EXERCISE INSTRUCTIONS:
Everything in the listing except the pictures should be written out exactly.
▬▬▬
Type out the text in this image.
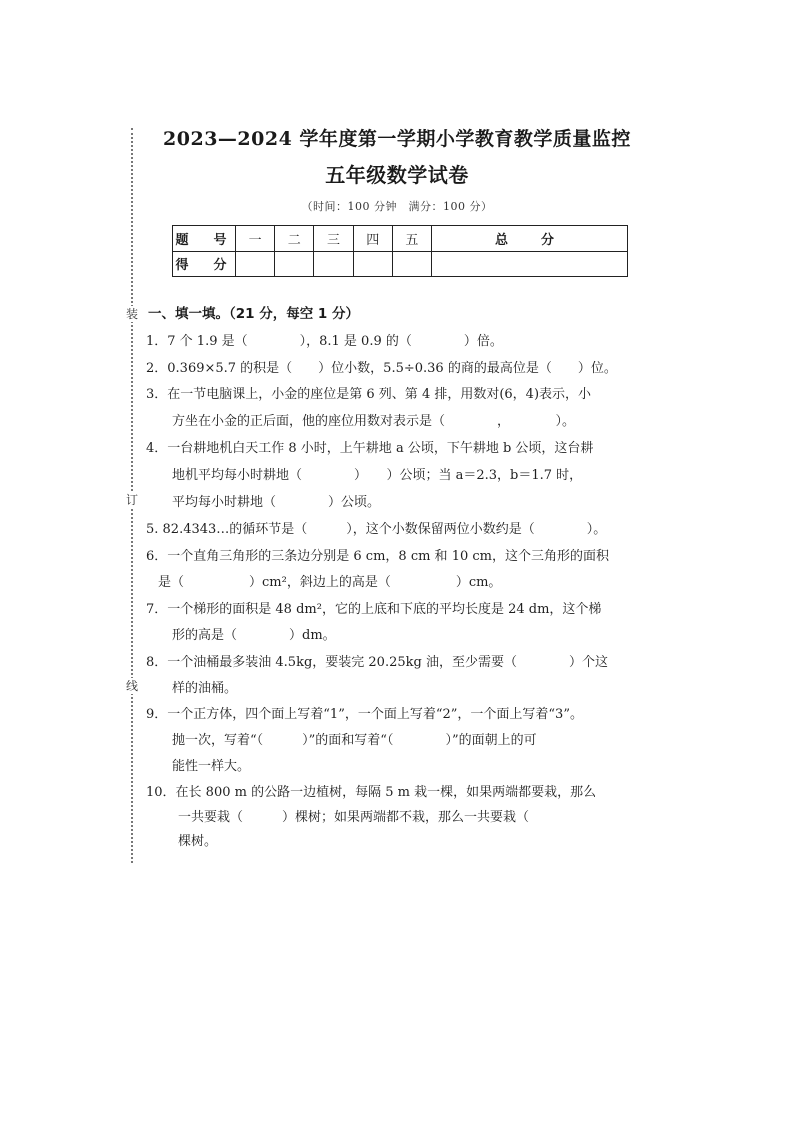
装
订
线
2023—2024 学年度第一学期小学教育教学质量监控
五年级数学试卷
（时间：100 分钟　满分：100 分）
题　号	一	二	三	四	五	总　分
得　分						
一、填一填。（21 分，每空 1 分）
1．7 个 1.9 是（　　　　），8.1 是 0.9 的（　　　　）倍。
2．0.369×5.7 的积是（　　）位小数，5.5÷0.36 的商的最高位是（　　）位。
3．在一节电脑课上，小金的座位是第 6 列、第 4 排，用数对(6，4)表示，小
方坐在小金的正后面，他的座位用数对表示是（　　　　，　　　　）。
4．一台耕地机白天工作 8 小时，上午耕地 a 公顷，下午耕地 b 公顷，这台耕
地机平均每小时耕地（　　　　）　　）公顷；当 a＝2.3，b＝1.7 时，
平均每小时耕地（　　　　）公顷。
5. 82.4343…的循环节是（　　　），这个小数保留两位小数约是（　　　　）。
6．一个直角三角形的三条边分别是 6 cm，8 cm 和 10 cm，这个三角形的面积
是（　　　　　）cm²，斜边上的高是（　　　　　）cm。
7．一个梯形的面积是 48 dm²，它的上底和下底的平均长度是 24 dm，这个梯
形的高是（　　　　）dm。
8．一个油桶最多装油 4.5kg，要装完 20.25kg 油，至少需要（　　　　）个这
样的油桶。
9．一个正方体，四个面上写着“1”，一个面上写着“2”，一个面上写着“3”。
抛一次，写着“（　　　）”的面和写着“（　　　　）”的面朝上的可
能性一样大。
10．在长 800 m 的公路一边植树，每隔 5 m 栽一棵，如果两端都要栽，那么
一共要栽（　　　）棵树；如果两端都不栽，那么一共要栽（
棵树。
▬▬▬
RESPONSE TO THIS TASK:
Type out the text in this image.
装
订
线
2023—2024 学年度第一学期小学教育教学质量监控
五年级数学试卷
（时间：100 分钟　满分：100 分）
题　号	一	二	三	四	五	总　分
得　分						
一、填一填。（21 分，每空 1 分）
1．7 个 1.9 是（　　　　），8.1 是 0.9 的（　　　　）倍。
2．0.369×5.7 的积是（　　）位小数，5.5÷0.36 的商的最高位是（　　）位。
3．在一节电脑课上，小金的座位是第 6 列、第 4 排，用数对(6，4)表示，小
方坐在小金的正后面，他的座位用数对表示是（　　　　，　　　　）。
4．一台耕地机白天工作 8 小时，上午耕地 a 公顷，下午耕地 b 公顷，这台耕
地机平均每小时耕地（　　　　）　　）公顷；当 a＝2.3，b＝1.7 时，
平均每小时耕地（　　　　）公顷。
5. 82.4343…的循环节是（　　　），这个小数保留两位小数约是（　　　　）。
6．一个直角三角形的三条边分别是 6 cm，8 cm 和 10 cm，这个三角形的面积
是（　　　　　）cm²，斜边上的高是（　　　　　）cm。
7．一个梯形的面积是 48 dm²，它的上底和下底的平均长度是 24 dm，这个梯
形的高是（　　　　）dm。
8．一个油桶最多装油 4.5kg，要装完 20.25kg 油，至少需要（　　　　）个这
样的油桶。
9．一个正方体，四个面上写着“1”，一个面上写着“2”，一个面上写着“3”。
抛一次，写着“（　　　）”的面和写着“（　　　　）”的面朝上的可
能性一样大。
10．在长 800 m 的公路一边植树，每隔 5 m 栽一棵，如果两端都要栽，那么
一共要栽（　　　）棵树；如果两端都不栽，那么一共要栽（
棵树。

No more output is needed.